[Start]

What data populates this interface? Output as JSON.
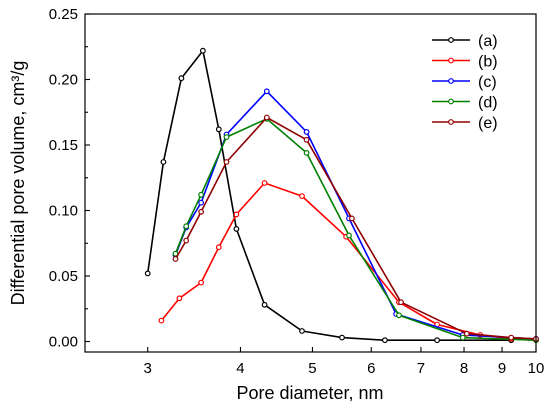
{
  "chart_data": {
    "type": "line",
    "xlabel": "Pore diameter, nm",
    "ylabel": "Differential pore volume, cm³/g",
    "x_scale": "log",
    "xlim": [
      2.47,
      10
    ],
    "ylim": [
      -0.008,
      0.25
    ],
    "x_ticks": [
      3,
      4,
      5,
      6,
      7,
      8,
      9,
      10
    ],
    "x_tick_labels": [
      "3",
      "4",
      "5",
      "6",
      "7",
      "8",
      "9",
      "10"
    ],
    "y_ticks": [
      0,
      0.05,
      0.1,
      0.15,
      0.2,
      0.25
    ],
    "y_tick_labels": [
      "0.00",
      "0.05",
      "0.10",
      "0.15",
      "0.20",
      "0.25"
    ],
    "grid": false,
    "legend_position": "top-right",
    "marker": "open-circle",
    "series": [
      {
        "name": "(a)",
        "color": "#000000",
        "x": [
          3.0,
          3.15,
          3.33,
          3.56,
          3.74,
          3.95,
          4.31,
          4.84,
          5.48,
          6.26,
          7.36,
          9.26
        ],
        "y": [
          0.052,
          0.137,
          0.201,
          0.222,
          0.162,
          0.086,
          0.028,
          0.008,
          0.003,
          0.001,
          0.001,
          0.001
        ]
      },
      {
        "name": "(b)",
        "color": "#ff0000",
        "x": [
          3.13,
          3.31,
          3.54,
          3.74,
          3.95,
          4.31,
          4.84,
          5.55,
          6.54,
          7.36,
          8.41,
          9.26,
          10
        ],
        "y": [
          0.016,
          0.033,
          0.045,
          0.072,
          0.097,
          0.121,
          0.111,
          0.08,
          0.03,
          0.013,
          0.005,
          0.002,
          0.001
        ]
      },
      {
        "name": "(c)",
        "color": "#0000ff",
        "x": [
          3.27,
          3.38,
          3.54,
          3.83,
          4.34,
          4.91,
          5.6,
          6.48,
          7.97,
          10
        ],
        "y": [
          0.066,
          0.087,
          0.106,
          0.158,
          0.191,
          0.16,
          0.094,
          0.021,
          0.005,
          0.002
        ]
      },
      {
        "name": "(d)",
        "color": "#008000",
        "x": [
          3.27,
          3.38,
          3.54,
          3.83,
          4.34,
          4.91,
          5.6,
          6.54,
          7.97,
          10
        ],
        "y": [
          0.067,
          0.088,
          0.112,
          0.156,
          0.17,
          0.144,
          0.081,
          0.02,
          0.003,
          0.001
        ]
      },
      {
        "name": "(e)",
        "color": "#900000",
        "x": [
          3.27,
          3.38,
          3.54,
          3.83,
          4.34,
          4.91,
          5.65,
          6.58,
          8.07,
          9.26,
          10
        ],
        "y": [
          0.063,
          0.077,
          0.099,
          0.137,
          0.171,
          0.154,
          0.094,
          0.03,
          0.006,
          0.003,
          0.002
        ]
      }
    ]
  }
}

[End]

## [WHAT TO WORK ON]
Reproduce every line of the material precisely, omitting its pictures.

## [THE RESPONSE]
What data populates this interface? Output as JSON.
{
  "chart_data": {
    "type": "line",
    "xlabel": "Pore diameter, nm",
    "ylabel": "Differential pore volume, cm³/g",
    "x_scale": "log",
    "xlim": [
      2.47,
      10
    ],
    "ylim": [
      -0.008,
      0.25
    ],
    "x_ticks": [
      3,
      4,
      5,
      6,
      7,
      8,
      9,
      10
    ],
    "x_tick_labels": [
      "3",
      "4",
      "5",
      "6",
      "7",
      "8",
      "9",
      "10"
    ],
    "y_ticks": [
      0,
      0.05,
      0.1,
      0.15,
      0.2,
      0.25
    ],
    "y_tick_labels": [
      "0.00",
      "0.05",
      "0.10",
      "0.15",
      "0.20",
      "0.25"
    ],
    "grid": false,
    "legend_position": "top-right",
    "marker": "open-circle",
    "series": [
      {
        "name": "(a)",
        "color": "#000000",
        "x": [
          3.0,
          3.15,
          3.33,
          3.56,
          3.74,
          3.95,
          4.31,
          4.84,
          5.48,
          6.26,
          7.36,
          9.26
        ],
        "y": [
          0.052,
          0.137,
          0.201,
          0.222,
          0.162,
          0.086,
          0.028,
          0.008,
          0.003,
          0.001,
          0.001,
          0.001
        ]
      },
      {
        "name": "(b)",
        "color": "#ff0000",
        "x": [
          3.13,
          3.31,
          3.54,
          3.74,
          3.95,
          4.31,
          4.84,
          5.55,
          6.54,
          7.36,
          8.41,
          9.26,
          10
        ],
        "y": [
          0.016,
          0.033,
          0.045,
          0.072,
          0.097,
          0.121,
          0.111,
          0.08,
          0.03,
          0.013,
          0.005,
          0.002,
          0.001
        ]
      },
      {
        "name": "(c)",
        "color": "#0000ff",
        "x": [
          3.27,
          3.38,
          3.54,
          3.83,
          4.34,
          4.91,
          5.6,
          6.48,
          7.97,
          10
        ],
        "y": [
          0.066,
          0.087,
          0.106,
          0.158,
          0.191,
          0.16,
          0.094,
          0.021,
          0.005,
          0.002
        ]
      },
      {
        "name": "(d)",
        "color": "#008000",
        "x": [
          3.27,
          3.38,
          3.54,
          3.83,
          4.34,
          4.91,
          5.6,
          6.54,
          7.97,
          10
        ],
        "y": [
          0.067,
          0.088,
          0.112,
          0.156,
          0.17,
          0.144,
          0.081,
          0.02,
          0.003,
          0.001
        ]
      },
      {
        "name": "(e)",
        "color": "#900000",
        "x": [
          3.27,
          3.38,
          3.54,
          3.83,
          4.34,
          4.91,
          5.65,
          6.58,
          8.07,
          9.26,
          10
        ],
        "y": [
          0.063,
          0.077,
          0.099,
          0.137,
          0.171,
          0.154,
          0.094,
          0.03,
          0.006,
          0.003,
          0.002
        ]
      }
    ]
  }
}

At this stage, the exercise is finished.